-- Begin The data --

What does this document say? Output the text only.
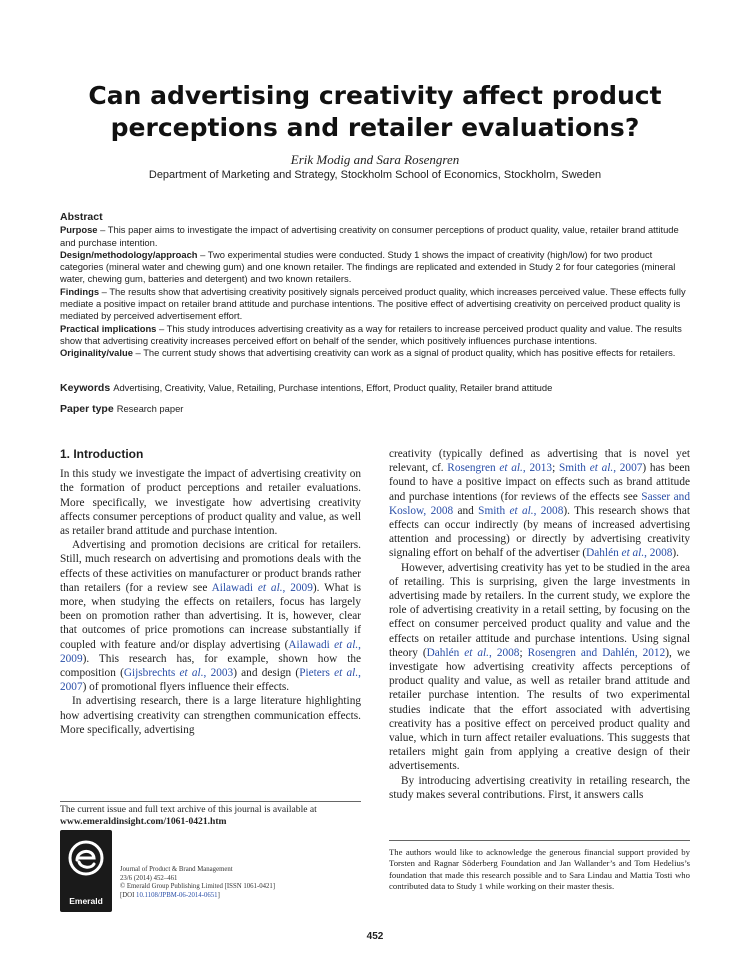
Can advertising creativity affect product
perceptions and retailer evaluations?
Erik Modig and Sara Rosengren
Department of Marketing and Strategy, Stockholm School of Economics, Stockholm, Sweden
Abstract

Purpose – This paper aims to investigate the impact of advertising creativity on consumer perceptions of product quality, value, retailer brand attitude and purchase intention.

Design/methodology/approach – Two experimental studies were conducted. Study 1 shows the impact of creativity (high/low) for two product categories (mineral water and chewing gum) and one known retailer. The findings are replicated and extended in Study 2 for four categories (mineral water, chewing gum, batteries and detergent) and two known retailers.

Findings – The results show that advertising creativity positively signals perceived product quality, which increases perceived value. These effects fully mediate a positive impact on retailer brand attitude and purchase intentions. The positive effect of advertising creativity on perceived product quality is mediated by perceived advertisement effort.

Practical implications – This study introduces advertising creativity as a way for retailers to increase perceived product quality and value. The results show that advertising creativity increases perceived effort on behalf of the sender, which positively influences purchase intentions.

Originality/value – The current study shows that advertising creativity can work as a signal of product quality, which has positive effects for retailers.

Keywords Advertising, Creativity, Value, Retailing, Purchase intentions, Effort, Product quality, Retailer brand attitude
Paper type Research paper
1. Introduction

In this study we investigate the impact of advertising creativity on the formation of product perceptions and retailer evaluations. More specifically, we investigate how advertising creativity affects consumer perceptions of product quality and value, as well as retailer brand attitude and purchase intention.

Advertising and promotion decisions are critical for retailers. Still, much research on advertising and promotions deals with the effects of these activities on manufacturer or product brands rather than retailers (for a review see Ailawadi et al., 2009). What is more, when studying the effects on retailers, focus has largely been on promotion rather than advertising. It is, however, clear that outcomes of price promotions can increase substantially if coupled with feature and/or display advertising (Ailawadi et al., 2009). This research has, for example, shown how the composition (Gijsbrechts et al., 2003) and design (Pieters et al., 2007) of promotional flyers influence their effects.

In advertising research, there is a large literature highlighting how advertising creativity can strengthen communication effects. More specifically, advertising

creativity (typically defined as advertising that is novel yet relevant, cf. Rosengren et al., 2013; Smith et al., 2007) has been found to have a positive impact on effects such as brand attitude and purchase intentions (for reviews of the effects see Sasser and Koslow, 2008 and Smith et al., 2008). This research shows that effects can occur indirectly (by means of increased advertising attention and processing) or directly by advertising creativity signaling effort on behalf of the advertiser (Dahlén et al., 2008).

However, advertising creativity has yet to be studied in the area of retailing. This is surprising, given the large investments in advertising made by retailers. In the current study, we explore the role of advertising creativity in a retail setting, by focusing on the effect on consumer perceived product quality and value and the effects on retailer attitude and purchase intentions. Using signal theory (Dahlén et al., 2008; Rosengren and Dahlén, 2012), we investigate how advertising creativity affects perceptions of product quality and value, as well as retailer brand attitude and retailer purchase intention. The results of two experimental studies indicate that the effort associated with advertising creativity has a positive effect on perceived product quality and value, which in turn affect retailer evaluations. This suggests that retailers might gain from applying a creative design of their advertisements.

By introducing advertising creativity in retailing research, the study makes several contributions. First, it answers calls

The current issue and full text archive of this journal is available at
www.emeraldinsight.com/1061-0421.htm
Emerald
Journal of Product & Brand Management
23/6 (2014) 452–461
© Emerald Group Publishing Limited [ISSN 1061-0421]
[DOI 10.1108/JPBM-06-2014-0651]
The authors would like to acknowledge the generous financial support provided by Torsten and Ragnar Söderberg Foundation and Jan Wallander’s and Tom Hedelius’s foundation that made this research possible and to Sara Lindau and Mattia Tosti who contributed data to Study 1 while working on their master thesis.
452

-- End The data --

→ Stated exercise
Restate the entire listing word for word, excluding pictures.

→ Reply
What does this document say? Output the text only.
Can advertising creativity affect product
perceptions and retailer evaluations?
Erik Modig and Sara Rosengren
Department of Marketing and Strategy, Stockholm School of Economics, Stockholm, Sweden
Abstract

Purpose – This paper aims to investigate the impact of advertising creativity on consumer perceptions of product quality, value, retailer brand attitude and purchase intention.

Design/methodology/approach – Two experimental studies were conducted. Study 1 shows the impact of creativity (high/low) for two product categories (mineral water and chewing gum) and one known retailer. The findings are replicated and extended in Study 2 for four categories (mineral water, chewing gum, batteries and detergent) and two known retailers.

Findings – The results show that advertising creativity positively signals perceived product quality, which increases perceived value. These effects fully mediate a positive impact on retailer brand attitude and purchase intentions. The positive effect of advertising creativity on perceived product quality is mediated by perceived advertisement effort.

Practical implications – This study introduces advertising creativity as a way for retailers to increase perceived product quality and value. The results show that advertising creativity increases perceived effort on behalf of the sender, which positively influences purchase intentions.

Originality/value – The current study shows that advertising creativity can work as a signal of product quality, which has positive effects for retailers.

Keywords Advertising, Creativity, Value, Retailing, Purchase intentions, Effort, Product quality, Retailer brand attitude
Paper type Research paper
1. Introduction

In this study we investigate the impact of advertising creativity on the formation of product perceptions and retailer evaluations. More specifically, we investigate how advertising creativity affects consumer perceptions of product quality and value, as well as retailer brand attitude and purchase intention.

Advertising and promotion decisions are critical for retailers. Still, much research on advertising and promotions deals with the effects of these activities on manufacturer or product brands rather than retailers (for a review see Ailawadi et al., 2009). What is more, when studying the effects on retailers, focus has largely been on promotion rather than advertising. It is, however, clear that outcomes of price promotions can increase substantially if coupled with feature and/or display advertising (Ailawadi et al., 2009). This research has, for example, shown how the composition (Gijsbrechts et al., 2003) and design (Pieters et al., 2007) of promotional flyers influence their effects.

In advertising research, there is a large literature highlighting how advertising creativity can strengthen communication effects. More specifically, advertising

creativity (typically defined as advertising that is novel yet relevant, cf. Rosengren et al., 2013; Smith et al., 2007) has been found to have a positive impact on effects such as brand attitude and purchase intentions (for reviews of the effects see Sasser and Koslow, 2008 and Smith et al., 2008). This research shows that effects can occur indirectly (by means of increased advertising attention and processing) or directly by advertising creativity signaling effort on behalf of the advertiser (Dahlén et al., 2008).

However, advertising creativity has yet to be studied in the area of retailing. This is surprising, given the large investments in advertising made by retailers. In the current study, we explore the role of advertising creativity in a retail setting, by focusing on the effect on consumer perceived product quality and value and the effects on retailer attitude and purchase intentions. Using signal theory (Dahlén et al., 2008; Rosengren and Dahlén, 2012), we investigate how advertising creativity affects perceptions of product quality and value, as well as retailer brand attitude and retailer purchase intention. The results of two experimental studies indicate that the effort associated with advertising creativity has a positive effect on perceived product quality and value, which in turn affect retailer evaluations. This suggests that retailers might gain from applying a creative design of their advertisements.

By introducing advertising creativity in retailing research, the study makes several contributions. First, it answers calls

The current issue and full text archive of this journal is available at
www.emeraldinsight.com/1061-0421.htm
Emerald
Journal of Product & Brand Management
23/6 (2014) 452–461
© Emerald Group Publishing Limited [ISSN 1061-0421]
[DOI 10.1108/JPBM-06-2014-0651]
The authors would like to acknowledge the generous financial support provided by Torsten and Ragnar Söderberg Foundation and Jan Wallander’s and Tom Hedelius’s foundation that made this research possible and to Sara Lindau and Mattia Tosti who contributed data to Study 1 while working on their master thesis.
452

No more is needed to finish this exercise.